§ **Given request**:
Identify and pull out each line of the entries in which "page" occurs.

§ **Records to use**:
::::

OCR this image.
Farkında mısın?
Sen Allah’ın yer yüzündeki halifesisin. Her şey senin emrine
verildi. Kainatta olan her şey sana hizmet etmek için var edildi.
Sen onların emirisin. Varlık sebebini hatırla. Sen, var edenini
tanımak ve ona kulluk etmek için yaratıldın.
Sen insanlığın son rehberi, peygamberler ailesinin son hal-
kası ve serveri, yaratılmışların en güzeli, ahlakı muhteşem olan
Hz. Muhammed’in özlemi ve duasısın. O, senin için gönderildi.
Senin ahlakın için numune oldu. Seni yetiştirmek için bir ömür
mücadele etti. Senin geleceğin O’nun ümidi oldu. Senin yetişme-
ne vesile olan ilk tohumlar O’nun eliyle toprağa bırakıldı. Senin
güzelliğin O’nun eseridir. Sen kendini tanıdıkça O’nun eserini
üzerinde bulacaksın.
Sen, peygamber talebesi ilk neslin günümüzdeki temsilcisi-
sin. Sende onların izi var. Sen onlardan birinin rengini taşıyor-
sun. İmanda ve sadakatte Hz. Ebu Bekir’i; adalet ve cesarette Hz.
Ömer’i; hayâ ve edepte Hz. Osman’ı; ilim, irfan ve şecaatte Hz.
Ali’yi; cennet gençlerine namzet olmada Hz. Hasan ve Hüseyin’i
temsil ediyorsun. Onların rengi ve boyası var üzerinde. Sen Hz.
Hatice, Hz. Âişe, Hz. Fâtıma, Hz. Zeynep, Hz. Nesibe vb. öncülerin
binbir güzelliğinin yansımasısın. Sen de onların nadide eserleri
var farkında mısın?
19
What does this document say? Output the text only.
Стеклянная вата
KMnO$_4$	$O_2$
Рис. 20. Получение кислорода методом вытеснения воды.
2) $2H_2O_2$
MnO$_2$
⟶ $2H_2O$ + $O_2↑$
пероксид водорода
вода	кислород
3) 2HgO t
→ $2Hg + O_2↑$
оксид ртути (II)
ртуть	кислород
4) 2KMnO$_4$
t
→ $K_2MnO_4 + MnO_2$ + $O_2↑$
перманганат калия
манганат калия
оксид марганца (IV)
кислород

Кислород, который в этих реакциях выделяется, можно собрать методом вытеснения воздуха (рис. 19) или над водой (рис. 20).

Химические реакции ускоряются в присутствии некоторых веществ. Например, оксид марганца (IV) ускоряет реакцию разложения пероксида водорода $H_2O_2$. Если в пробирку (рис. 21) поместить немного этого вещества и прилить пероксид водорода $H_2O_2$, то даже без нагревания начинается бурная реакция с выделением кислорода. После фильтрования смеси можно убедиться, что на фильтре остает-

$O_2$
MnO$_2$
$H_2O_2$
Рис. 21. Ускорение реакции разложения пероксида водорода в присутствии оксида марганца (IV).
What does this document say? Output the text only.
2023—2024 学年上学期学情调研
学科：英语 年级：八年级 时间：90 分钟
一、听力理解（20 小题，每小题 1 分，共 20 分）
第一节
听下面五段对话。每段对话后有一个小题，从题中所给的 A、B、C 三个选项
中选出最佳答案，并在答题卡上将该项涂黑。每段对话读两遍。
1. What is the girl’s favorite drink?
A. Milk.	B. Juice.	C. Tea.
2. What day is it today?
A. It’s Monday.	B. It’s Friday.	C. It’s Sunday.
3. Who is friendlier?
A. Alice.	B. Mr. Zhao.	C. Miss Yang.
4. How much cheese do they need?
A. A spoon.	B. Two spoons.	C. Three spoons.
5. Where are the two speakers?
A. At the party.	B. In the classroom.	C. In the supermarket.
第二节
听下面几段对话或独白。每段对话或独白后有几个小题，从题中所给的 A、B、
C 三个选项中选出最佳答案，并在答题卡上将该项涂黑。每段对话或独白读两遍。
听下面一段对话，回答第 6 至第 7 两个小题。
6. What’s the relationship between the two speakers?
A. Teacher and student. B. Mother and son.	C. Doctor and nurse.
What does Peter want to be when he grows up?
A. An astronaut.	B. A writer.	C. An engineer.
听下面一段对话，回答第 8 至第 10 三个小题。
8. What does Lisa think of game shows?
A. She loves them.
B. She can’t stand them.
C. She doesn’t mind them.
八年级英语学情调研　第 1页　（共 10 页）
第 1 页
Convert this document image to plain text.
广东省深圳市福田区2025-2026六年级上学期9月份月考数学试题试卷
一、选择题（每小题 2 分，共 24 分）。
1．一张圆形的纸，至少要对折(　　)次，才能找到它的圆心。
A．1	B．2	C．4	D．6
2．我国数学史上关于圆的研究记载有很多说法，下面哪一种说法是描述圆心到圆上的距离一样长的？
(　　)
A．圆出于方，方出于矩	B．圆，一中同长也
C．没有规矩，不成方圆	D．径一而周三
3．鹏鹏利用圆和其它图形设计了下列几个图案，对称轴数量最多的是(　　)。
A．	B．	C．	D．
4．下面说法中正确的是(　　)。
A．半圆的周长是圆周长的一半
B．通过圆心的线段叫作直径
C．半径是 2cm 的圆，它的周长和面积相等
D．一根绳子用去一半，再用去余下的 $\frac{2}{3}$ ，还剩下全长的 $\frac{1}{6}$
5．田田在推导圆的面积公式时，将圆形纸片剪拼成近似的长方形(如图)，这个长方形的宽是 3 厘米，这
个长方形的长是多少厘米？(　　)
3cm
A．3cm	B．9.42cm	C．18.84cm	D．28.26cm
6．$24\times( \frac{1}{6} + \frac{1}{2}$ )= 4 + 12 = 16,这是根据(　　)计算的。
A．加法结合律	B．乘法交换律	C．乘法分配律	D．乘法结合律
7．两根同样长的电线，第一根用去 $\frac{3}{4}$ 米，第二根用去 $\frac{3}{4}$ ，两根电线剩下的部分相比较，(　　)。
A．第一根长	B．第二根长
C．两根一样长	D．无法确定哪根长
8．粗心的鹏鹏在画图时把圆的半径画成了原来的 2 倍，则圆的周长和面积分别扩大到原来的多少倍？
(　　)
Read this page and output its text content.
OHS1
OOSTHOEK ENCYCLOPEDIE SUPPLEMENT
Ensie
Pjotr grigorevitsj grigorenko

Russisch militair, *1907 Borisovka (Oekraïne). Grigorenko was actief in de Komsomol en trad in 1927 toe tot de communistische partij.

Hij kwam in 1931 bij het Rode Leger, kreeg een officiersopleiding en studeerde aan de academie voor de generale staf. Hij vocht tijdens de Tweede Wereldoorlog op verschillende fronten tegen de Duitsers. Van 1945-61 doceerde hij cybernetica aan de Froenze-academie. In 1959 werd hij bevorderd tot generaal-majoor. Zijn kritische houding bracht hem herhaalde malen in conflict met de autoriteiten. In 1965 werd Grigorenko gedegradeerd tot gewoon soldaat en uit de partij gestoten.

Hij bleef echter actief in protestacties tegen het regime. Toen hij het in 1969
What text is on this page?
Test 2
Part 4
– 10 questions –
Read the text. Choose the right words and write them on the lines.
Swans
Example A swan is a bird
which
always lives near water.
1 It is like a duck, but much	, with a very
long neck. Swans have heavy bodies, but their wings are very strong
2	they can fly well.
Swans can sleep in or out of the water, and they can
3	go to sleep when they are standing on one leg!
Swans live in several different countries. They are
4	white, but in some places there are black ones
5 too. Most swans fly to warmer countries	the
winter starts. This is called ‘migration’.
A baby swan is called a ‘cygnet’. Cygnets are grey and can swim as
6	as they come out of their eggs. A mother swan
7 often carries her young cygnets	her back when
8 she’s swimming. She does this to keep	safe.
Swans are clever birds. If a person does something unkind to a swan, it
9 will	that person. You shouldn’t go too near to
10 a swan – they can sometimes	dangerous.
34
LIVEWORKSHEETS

::::

§ **Result of this task**:
Read this page and output its text content.
What text is on this page?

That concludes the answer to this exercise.